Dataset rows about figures
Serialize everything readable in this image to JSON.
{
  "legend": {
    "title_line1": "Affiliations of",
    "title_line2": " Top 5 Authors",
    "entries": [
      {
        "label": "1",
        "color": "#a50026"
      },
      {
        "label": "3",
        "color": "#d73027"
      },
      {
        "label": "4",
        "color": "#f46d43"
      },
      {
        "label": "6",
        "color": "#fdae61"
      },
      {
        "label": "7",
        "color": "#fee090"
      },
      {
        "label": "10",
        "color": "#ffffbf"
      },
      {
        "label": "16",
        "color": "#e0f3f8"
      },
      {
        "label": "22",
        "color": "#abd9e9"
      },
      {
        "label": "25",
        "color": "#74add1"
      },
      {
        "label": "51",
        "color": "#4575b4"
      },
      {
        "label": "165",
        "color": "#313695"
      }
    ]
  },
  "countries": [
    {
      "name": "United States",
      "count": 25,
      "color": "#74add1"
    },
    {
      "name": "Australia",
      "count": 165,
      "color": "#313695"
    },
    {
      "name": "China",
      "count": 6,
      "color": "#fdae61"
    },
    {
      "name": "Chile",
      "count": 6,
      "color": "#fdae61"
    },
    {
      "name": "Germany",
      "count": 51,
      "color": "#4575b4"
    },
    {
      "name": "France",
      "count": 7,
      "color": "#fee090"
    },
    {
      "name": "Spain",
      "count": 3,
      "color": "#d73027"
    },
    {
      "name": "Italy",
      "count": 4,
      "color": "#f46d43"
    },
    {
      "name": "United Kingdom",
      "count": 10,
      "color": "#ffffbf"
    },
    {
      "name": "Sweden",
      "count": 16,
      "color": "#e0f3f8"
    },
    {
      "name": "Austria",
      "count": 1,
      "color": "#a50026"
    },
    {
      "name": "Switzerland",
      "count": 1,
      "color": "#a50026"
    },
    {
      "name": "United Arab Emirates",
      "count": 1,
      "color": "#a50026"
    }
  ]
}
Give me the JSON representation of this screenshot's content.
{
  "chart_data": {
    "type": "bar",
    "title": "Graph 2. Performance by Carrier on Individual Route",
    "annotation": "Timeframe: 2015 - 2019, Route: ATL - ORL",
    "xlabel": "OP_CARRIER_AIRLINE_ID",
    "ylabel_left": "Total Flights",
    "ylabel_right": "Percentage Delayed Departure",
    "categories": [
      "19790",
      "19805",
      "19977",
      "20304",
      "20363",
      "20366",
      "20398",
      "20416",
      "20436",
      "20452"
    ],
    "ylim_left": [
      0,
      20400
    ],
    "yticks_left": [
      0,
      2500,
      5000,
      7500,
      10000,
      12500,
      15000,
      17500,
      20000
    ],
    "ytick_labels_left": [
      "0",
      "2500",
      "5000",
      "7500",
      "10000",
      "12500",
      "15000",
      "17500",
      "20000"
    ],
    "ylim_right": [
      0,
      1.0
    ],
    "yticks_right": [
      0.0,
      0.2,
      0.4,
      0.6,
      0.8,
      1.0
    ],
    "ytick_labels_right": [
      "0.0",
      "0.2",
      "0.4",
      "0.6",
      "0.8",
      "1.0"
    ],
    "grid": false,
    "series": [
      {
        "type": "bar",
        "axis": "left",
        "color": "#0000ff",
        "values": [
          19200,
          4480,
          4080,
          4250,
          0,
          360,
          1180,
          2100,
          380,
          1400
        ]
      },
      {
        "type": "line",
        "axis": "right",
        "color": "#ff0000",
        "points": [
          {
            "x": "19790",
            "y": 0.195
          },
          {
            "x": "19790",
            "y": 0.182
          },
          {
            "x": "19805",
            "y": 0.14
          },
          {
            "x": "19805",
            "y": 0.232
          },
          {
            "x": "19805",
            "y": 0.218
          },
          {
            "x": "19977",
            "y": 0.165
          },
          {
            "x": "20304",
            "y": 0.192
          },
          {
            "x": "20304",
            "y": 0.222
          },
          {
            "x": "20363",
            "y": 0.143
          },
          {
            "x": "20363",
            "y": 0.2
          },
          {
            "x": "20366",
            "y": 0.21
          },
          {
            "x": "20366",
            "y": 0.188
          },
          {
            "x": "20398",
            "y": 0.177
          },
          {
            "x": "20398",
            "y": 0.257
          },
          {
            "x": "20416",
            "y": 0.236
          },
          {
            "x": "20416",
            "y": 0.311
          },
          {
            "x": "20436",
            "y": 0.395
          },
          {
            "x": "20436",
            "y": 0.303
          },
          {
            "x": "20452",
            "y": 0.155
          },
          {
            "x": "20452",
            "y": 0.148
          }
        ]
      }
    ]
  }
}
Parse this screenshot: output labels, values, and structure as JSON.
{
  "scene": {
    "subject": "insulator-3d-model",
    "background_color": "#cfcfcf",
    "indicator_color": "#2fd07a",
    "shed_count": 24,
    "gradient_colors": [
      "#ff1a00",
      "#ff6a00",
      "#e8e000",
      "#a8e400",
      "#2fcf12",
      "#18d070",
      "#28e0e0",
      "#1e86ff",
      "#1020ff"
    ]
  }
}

**EXERCISE DETAILS:** Nothing but the lines from the line with "Parse this screenshot: output" to the last line of the listing above should appear; please retype them exactly, both ends included.

**EXERCISE RESULT:**
Parse this screenshot: output labels, values, and structure as JSON.
{
  "scene": {
    "subject": "insulator-3d-model",
    "background_color": "#cfcfcf",
    "indicator_color": "#2fd07a",
    "shed_count": 24,
    "gradient_colors": [
      "#ff1a00",
      "#ff6a00",
      "#e8e000",
      "#a8e400",
      "#2fcf12",
      "#18d070",
      "#28e0e0",
      "#1e86ff",
      "#1020ff"
    ]
  }
}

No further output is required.